▶ [Your instructions]: Transcribe the records below exactly.

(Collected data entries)
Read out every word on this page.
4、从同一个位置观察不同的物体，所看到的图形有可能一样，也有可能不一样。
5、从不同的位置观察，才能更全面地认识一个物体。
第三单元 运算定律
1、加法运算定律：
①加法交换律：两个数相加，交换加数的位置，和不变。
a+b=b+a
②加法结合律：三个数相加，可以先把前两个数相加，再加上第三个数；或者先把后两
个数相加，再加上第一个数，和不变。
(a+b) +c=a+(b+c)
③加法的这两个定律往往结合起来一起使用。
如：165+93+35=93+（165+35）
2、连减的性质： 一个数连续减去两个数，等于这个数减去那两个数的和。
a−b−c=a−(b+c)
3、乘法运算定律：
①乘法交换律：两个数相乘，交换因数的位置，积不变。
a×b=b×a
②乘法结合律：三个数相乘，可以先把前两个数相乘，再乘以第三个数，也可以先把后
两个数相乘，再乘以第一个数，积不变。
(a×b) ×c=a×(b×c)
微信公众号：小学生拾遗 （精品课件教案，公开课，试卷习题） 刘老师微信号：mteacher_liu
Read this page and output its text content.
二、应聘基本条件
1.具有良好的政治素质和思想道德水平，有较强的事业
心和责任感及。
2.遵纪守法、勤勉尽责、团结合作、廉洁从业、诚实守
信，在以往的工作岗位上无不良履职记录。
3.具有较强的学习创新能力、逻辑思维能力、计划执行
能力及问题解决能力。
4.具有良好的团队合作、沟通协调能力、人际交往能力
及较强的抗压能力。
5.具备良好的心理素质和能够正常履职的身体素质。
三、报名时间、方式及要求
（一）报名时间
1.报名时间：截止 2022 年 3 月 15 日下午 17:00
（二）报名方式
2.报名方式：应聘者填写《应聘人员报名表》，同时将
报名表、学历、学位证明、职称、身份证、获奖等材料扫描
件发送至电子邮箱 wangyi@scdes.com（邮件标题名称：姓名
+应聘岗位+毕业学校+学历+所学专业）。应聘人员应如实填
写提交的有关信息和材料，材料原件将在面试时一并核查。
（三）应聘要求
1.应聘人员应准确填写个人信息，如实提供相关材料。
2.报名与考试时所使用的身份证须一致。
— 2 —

▶ [Answer to the problem]:
Read out every word on this page.
4、从同一个位置观察不同的物体，所看到的图形有可能一样，也有可能不一样。
5、从不同的位置观察，才能更全面地认识一个物体。
第三单元 运算定律
1、加法运算定律：
①加法交换律：两个数相加，交换加数的位置，和不变。
a+b=b+a
②加法结合律：三个数相加，可以先把前两个数相加，再加上第三个数；或者先把后两
个数相加，再加上第一个数，和不变。
(a+b) +c=a+(b+c)
③加法的这两个定律往往结合起来一起使用。
如：165+93+35=93+（165+35）
2、连减的性质： 一个数连续减去两个数，等于这个数减去那两个数的和。
a−b−c=a−(b+c)
3、乘法运算定律：
①乘法交换律：两个数相乘，交换因数的位置，积不变。
a×b=b×a
②乘法结合律：三个数相乘，可以先把前两个数相乘，再乘以第三个数，也可以先把后
两个数相乘，再乘以第一个数，积不变。
(a×b) ×c=a×(b×c)
微信公众号：小学生拾遗 （精品课件教案，公开课，试卷习题） 刘老师微信号：mteacher_liu
Read this page and output its text content.
二、应聘基本条件
1.具有良好的政治素质和思想道德水平，有较强的事业
心和责任感及。
2.遵纪守法、勤勉尽责、团结合作、廉洁从业、诚实守
信，在以往的工作岗位上无不良履职记录。
3.具有较强的学习创新能力、逻辑思维能力、计划执行
能力及问题解决能力。
4.具有良好的团队合作、沟通协调能力、人际交往能力
及较强的抗压能力。
5.具备良好的心理素质和能够正常履职的身体素质。
三、报名时间、方式及要求
（一）报名时间
1.报名时间：截止 2022 年 3 月 15 日下午 17:00
（二）报名方式
2.报名方式：应聘者填写《应聘人员报名表》，同时将
报名表、学历、学位证明、职称、身份证、获奖等材料扫描
件发送至电子邮箱 wangyi@scdes.com（邮件标题名称：姓名
+应聘岗位+毕业学校+学历+所学专业）。应聘人员应如实填
写提交的有关信息和材料，材料原件将在面试时一并核查。
（三）应聘要求
1.应聘人员应准确填写个人信息，如实提供相关材料。
2.报名与考试时所使用的身份证须一致。
— 2 —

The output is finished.